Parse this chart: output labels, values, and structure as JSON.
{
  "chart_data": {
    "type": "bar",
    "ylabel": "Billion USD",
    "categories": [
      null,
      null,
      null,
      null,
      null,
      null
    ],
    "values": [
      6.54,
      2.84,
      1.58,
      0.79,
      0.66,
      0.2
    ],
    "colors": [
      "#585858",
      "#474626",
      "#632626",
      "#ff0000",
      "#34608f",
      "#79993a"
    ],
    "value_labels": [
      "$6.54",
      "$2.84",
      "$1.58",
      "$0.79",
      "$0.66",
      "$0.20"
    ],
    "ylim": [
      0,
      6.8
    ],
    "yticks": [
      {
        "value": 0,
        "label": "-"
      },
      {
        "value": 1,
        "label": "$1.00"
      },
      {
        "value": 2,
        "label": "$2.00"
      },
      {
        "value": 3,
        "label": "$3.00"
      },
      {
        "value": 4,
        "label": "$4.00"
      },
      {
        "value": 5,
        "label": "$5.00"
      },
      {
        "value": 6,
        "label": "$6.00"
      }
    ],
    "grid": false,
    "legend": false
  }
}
^^^^^^^^
Using the entries above, find all lines with "values". Copy them.

Parse this chart: output labels, values, and structure as JSON.
    "values": [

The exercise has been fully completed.